>> begin Records for this task

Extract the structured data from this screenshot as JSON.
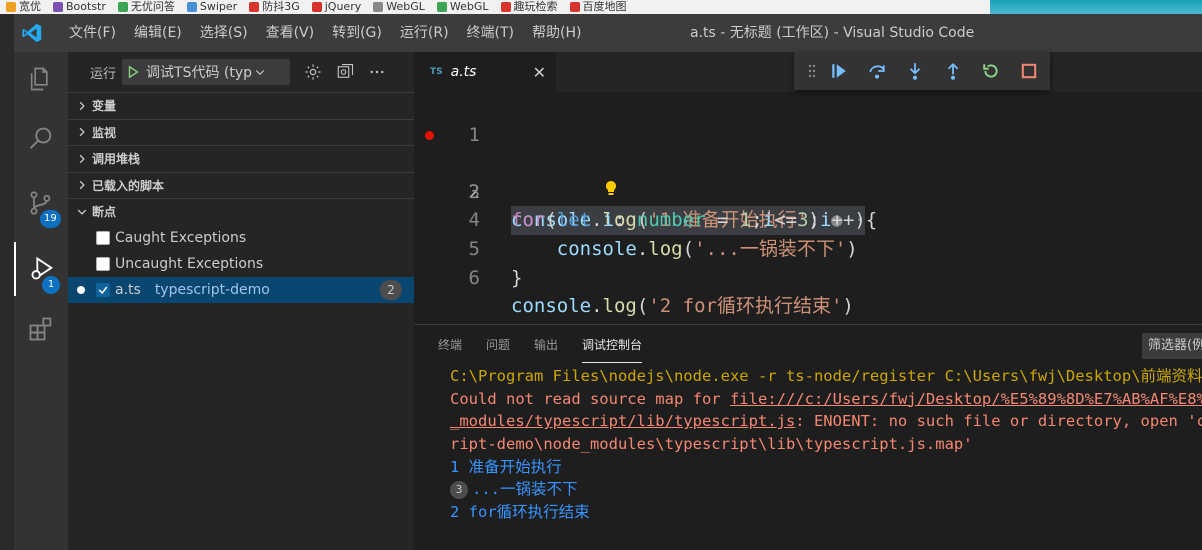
{
  "browser_bookmarks": [
    "宽优",
    "Bootstr",
    "无优问答",
    "Swiper",
    "防抖3G",
    "jQuery",
    "WebGL",
    "WebGL",
    "趣玩检索",
    "百度地图"
  ],
  "titlebar": {
    "menu": [
      "文件(F)",
      "编辑(E)",
      "选择(S)",
      "查看(V)",
      "转到(G)",
      "运行(R)",
      "终端(T)",
      "帮助(H)"
    ],
    "window_title": "a.ts - 无标题 (工作区) - Visual Studio Code"
  },
  "activitybar": {
    "scm_badge": "19",
    "debug_badge": "1"
  },
  "sidebar": {
    "run_label": "运行",
    "config_name": "调试TS代码 (typ",
    "sections": [
      "变量",
      "监视",
      "调用堆栈",
      "已载入的脚本",
      "断点"
    ],
    "breakpoints": [
      {
        "label": "Caught Exceptions",
        "checked": false
      },
      {
        "label": "Uncaught Exceptions",
        "checked": false
      }
    ],
    "file_breakpoint": {
      "file": "a.ts",
      "folder": "typescript-demo",
      "count": "2"
    }
  },
  "editor": {
    "tab": {
      "badge": "TS",
      "name": "a.ts"
    },
    "line_numbers": [
      "1",
      "2",
      "3",
      "4",
      "5",
      "6"
    ]
  },
  "panel": {
    "tabs": [
      "终端",
      "问题",
      "输出",
      "调试控制台"
    ],
    "filter_placeholder": "筛选器(例",
    "console": {
      "cmd": "C:\\Program Files\\nodejs\\node.exe -r ts-node/register C:\\Users\\fwj\\Desktop\\前端资料",
      "err1_prefix": "Could not read source map for ",
      "err1_link": "file:///c:/Users/fwj/Desktop/%E5%89%8D%E7%AB%AF%E8%B",
      "err2_link": "_modules/typescript/lib/typescript.js",
      "err2_rest": ": ENOENT: no such file or directory, open 'c",
      "err3": "ript-demo\\node_modules\\typescript\\lib\\typescript.js.map'",
      "out1": "1 准备开始执行",
      "out2_count": "3",
      "out2": "...一锅装不下",
      "out3": "2 for循环执行结束"
    }
  },
  "colors": {
    "accent": "#0e70c0",
    "breakpoint": "#e51400",
    "error_text": "#f48771",
    "warning_text": "#cca700",
    "info_text": "#3794ff"
  }
}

>> end Records for this task

Goal of the exercise: Retype all of the entries exactly as written, leaving out any images.

Problem solution:
Extract the structured data from this screenshot as JSON.
{
  "browser_bookmarks": [
    "宽优",
    "Bootstr",
    "无优问答",
    "Swiper",
    "防抖3G",
    "jQuery",
    "WebGL",
    "WebGL",
    "趣玩检索",
    "百度地图"
  ],
  "titlebar": {
    "menu": [
      "文件(F)",
      "编辑(E)",
      "选择(S)",
      "查看(V)",
      "转到(G)",
      "运行(R)",
      "终端(T)",
      "帮助(H)"
    ],
    "window_title": "a.ts - 无标题 (工作区) - Visual Studio Code"
  },
  "activitybar": {
    "scm_badge": "19",
    "debug_badge": "1"
  },
  "sidebar": {
    "run_label": "运行",
    "config_name": "调试TS代码 (typ",
    "sections": [
      "变量",
      "监视",
      "调用堆栈",
      "已载入的脚本",
      "断点"
    ],
    "breakpoints": [
      {
        "label": "Caught Exceptions",
        "checked": false
      },
      {
        "label": "Uncaught Exceptions",
        "checked": false
      }
    ],
    "file_breakpoint": {
      "file": "a.ts",
      "folder": "typescript-demo",
      "count": "2"
    }
  },
  "editor": {
    "tab": {
      "badge": "TS",
      "name": "a.ts"
    },
    "line_numbers": [
      "1",
      "2",
      "3",
      "4",
      "5",
      "6"
    ]
  },
  "panel": {
    "tabs": [
      "终端",
      "问题",
      "输出",
      "调试控制台"
    ],
    "filter_placeholder": "筛选器(例",
    "console": {
      "cmd": "C:\\Program Files\\nodejs\\node.exe -r ts-node/register C:\\Users\\fwj\\Desktop\\前端资料",
      "err1_prefix": "Could not read source map for ",
      "err1_link": "file:///c:/Users/fwj/Desktop/%E5%89%8D%E7%AB%AF%E8%B",
      "err2_link": "_modules/typescript/lib/typescript.js",
      "err2_rest": ": ENOENT: no such file or directory, open 'c",
      "err3": "ript-demo\\node_modules\\typescript\\lib\\typescript.js.map'",
      "out1": "1 准备开始执行",
      "out2_count": "3",
      "out2": "...一锅装不下",
      "out3": "2 for循环执行结束"
    }
  },
  "colors": {
    "accent": "#0e70c0",
    "breakpoint": "#e51400",
    "error_text": "#f48771",
    "warning_text": "#cca700",
    "info_text": "#3794ff"
  }
}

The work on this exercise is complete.